• [DOCUMENT SECTION]:
--- START ---

  • I use a Xerox VersaLink C500 with true PostScript 3 and I find it excellent for testing.
  • Craig EliasonCraig Eliason Posts: 1,397
    If you want to see the kerning for specific pairs, I'd say just print it out bigger, put in on a wall and take a few steps back.
    To get really nerdy, you can even use sizecalc.com to calculate the printing size and distance. It tells us that 12 point type at 20 inches away is about .48 degrees of vision. Keeping that .48 degrees, if we view the printout from 3 feet instead, we should set it at 21.7 points. 🤓
  • Ori Ben-DorOri Ben-Dor Posts: 383
    Thank you for your comments!
    @James Puckett, I think I'm going to take your advice and move on... :smile:
    @Igor Freiberger, the B400 specs say "up to 1200 x 1200 dpi (enhanced)" while the C500 sepcs say "up to 1200 x 2400 dpi". I'm wondering what "enhanced" means and what the effect of the jump from 1200 to 2400 dpi, in just one axis, is.
  • @Ori Ben-Dor, I also would like to know. They (HP, Xerox, Lexmark, Brother, Epson, Canon, Okidata, Samsung, etc.) doesn't provide enough technical info. Too much adjectives, too few substantives.

    I had a HP with 1200x1200 that was barely better than another HP with 600x600. And a Brother (HL-L2360DW) with 1200x1200 which is superior to any HP. But no printer I had compares to the C500 regarding text quality.
  • Thomas PhinneyThomas Phinney Posts: 2,730
    Igor, do you use that printer from Windows? How are you finding printing variable fonts to PostScript on Windows?
  • I only used it from Mac, but if you find useful I can test it using Parallels. What kind of test do you want to do? You can send me a PDF you'd like to test and I can return you pictures of the actual printings or even send them by mail to you.
  • Thomas PhinneyThomas Phinney Posts: 2,730
    I am on Mac as well. I just heard some issues that were mostly from Windows testing. More problems for an average user, though.

    Like: printing with variable fonts from a non-design app that just uses the PostScript driver directly without writing its own PS, and printing that directly to a PostScript device in PS mode, is reportedly Very Bad still. AFAIK.
  • Chris LozosChris Lozos Posts: 1,458
    "from a non-design app" question. I am guessing that the people who buy type don't fit into this group?
  • edited March 2023
    "from a non-design app" question. I am guessing that the people who buy type don't fit into this group?

--- END ---

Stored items
--- START ---

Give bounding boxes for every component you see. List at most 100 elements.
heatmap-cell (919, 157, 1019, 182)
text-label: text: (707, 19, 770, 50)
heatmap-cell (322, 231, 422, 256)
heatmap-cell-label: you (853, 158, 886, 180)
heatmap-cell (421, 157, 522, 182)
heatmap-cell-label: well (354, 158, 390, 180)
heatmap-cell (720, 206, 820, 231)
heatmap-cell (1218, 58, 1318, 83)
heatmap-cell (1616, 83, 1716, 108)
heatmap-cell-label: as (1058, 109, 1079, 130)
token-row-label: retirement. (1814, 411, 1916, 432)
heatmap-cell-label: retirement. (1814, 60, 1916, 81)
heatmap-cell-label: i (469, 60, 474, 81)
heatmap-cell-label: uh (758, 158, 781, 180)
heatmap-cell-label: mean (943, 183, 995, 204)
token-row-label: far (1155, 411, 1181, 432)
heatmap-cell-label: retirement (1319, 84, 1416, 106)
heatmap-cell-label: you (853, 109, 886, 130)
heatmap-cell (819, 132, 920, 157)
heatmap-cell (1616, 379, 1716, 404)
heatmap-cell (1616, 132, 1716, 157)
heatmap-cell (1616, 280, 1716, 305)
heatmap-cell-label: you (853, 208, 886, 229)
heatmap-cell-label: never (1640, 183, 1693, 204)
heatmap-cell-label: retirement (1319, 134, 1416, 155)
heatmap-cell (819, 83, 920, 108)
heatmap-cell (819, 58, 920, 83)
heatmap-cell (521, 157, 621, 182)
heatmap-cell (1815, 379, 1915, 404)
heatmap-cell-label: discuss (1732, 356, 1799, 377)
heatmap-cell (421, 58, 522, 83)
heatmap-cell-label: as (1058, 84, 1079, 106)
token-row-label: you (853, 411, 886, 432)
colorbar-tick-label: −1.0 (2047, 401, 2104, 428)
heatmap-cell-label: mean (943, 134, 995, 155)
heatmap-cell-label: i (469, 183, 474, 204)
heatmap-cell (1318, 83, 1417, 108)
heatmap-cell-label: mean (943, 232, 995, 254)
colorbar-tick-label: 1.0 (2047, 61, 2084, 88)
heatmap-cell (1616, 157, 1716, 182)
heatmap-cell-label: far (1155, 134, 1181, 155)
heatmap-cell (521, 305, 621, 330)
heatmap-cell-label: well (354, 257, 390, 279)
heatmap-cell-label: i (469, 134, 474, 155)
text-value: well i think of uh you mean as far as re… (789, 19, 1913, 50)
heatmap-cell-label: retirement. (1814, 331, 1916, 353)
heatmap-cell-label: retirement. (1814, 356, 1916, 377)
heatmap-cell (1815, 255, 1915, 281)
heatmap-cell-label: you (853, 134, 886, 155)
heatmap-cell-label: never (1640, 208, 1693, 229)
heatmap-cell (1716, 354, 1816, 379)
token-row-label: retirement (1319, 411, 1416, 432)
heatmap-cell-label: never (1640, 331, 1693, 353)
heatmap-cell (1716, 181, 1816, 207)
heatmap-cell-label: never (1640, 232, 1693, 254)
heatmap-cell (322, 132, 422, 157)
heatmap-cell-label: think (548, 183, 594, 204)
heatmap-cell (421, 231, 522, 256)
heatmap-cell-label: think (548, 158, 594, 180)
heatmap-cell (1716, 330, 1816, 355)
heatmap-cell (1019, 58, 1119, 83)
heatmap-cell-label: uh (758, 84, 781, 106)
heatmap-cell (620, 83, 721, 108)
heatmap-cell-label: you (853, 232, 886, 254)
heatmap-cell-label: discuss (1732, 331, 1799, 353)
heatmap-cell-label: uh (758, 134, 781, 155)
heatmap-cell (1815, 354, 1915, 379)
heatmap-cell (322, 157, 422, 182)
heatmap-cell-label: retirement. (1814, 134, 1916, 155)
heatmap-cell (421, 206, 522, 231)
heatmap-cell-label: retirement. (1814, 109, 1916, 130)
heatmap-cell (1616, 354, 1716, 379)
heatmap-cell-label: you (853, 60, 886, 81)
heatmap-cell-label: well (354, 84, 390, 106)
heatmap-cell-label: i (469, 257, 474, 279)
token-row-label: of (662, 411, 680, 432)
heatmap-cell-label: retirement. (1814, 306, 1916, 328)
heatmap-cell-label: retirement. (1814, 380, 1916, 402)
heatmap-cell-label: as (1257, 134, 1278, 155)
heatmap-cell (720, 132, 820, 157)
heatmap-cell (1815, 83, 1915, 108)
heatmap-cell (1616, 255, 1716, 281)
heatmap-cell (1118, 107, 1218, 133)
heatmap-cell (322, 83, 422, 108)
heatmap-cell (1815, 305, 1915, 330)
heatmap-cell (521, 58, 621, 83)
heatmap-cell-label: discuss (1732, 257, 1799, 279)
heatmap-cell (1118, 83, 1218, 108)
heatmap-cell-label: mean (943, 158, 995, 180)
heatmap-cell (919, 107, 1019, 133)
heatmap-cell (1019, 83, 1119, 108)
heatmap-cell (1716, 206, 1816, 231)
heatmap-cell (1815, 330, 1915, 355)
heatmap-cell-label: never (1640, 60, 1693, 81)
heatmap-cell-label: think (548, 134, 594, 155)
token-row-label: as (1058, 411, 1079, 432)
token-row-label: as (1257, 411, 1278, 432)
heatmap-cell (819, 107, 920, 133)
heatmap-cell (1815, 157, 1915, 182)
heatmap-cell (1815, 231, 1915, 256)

--- END ---

• [PROBLEMS TO SOLVE]:
a) Translate this sentence from the forum thread into French: "I use a Xerox VersaLink C500 with true PostScript 3 and I find it excellent for testing."
b) Copy the stretch of the forum thread from "I had a HP with" through "PostScript on Windows?" without changing a character.
Work from the forum thread alone, not from the data.

• [RESULTS OF THE TASKS]:
a) J'utilise une Xerox VersaLink C500 avec un véritable PostScript 3 et je la trouve excellente pour les tests.

b)
I had a HP with 1200x1200 that was barely better than another HP with 600x600. And a Brother (HL-L2360DW) with 1200x1200 which is superior to any HP. But no printer I had compares to the C500 regarding text quality.
  • Thomas PhinneyThomas Phinney Posts: 2,730
    Igor, do you use that printer from Windows? How are you finding printing variable fonts to PostScript on Windows?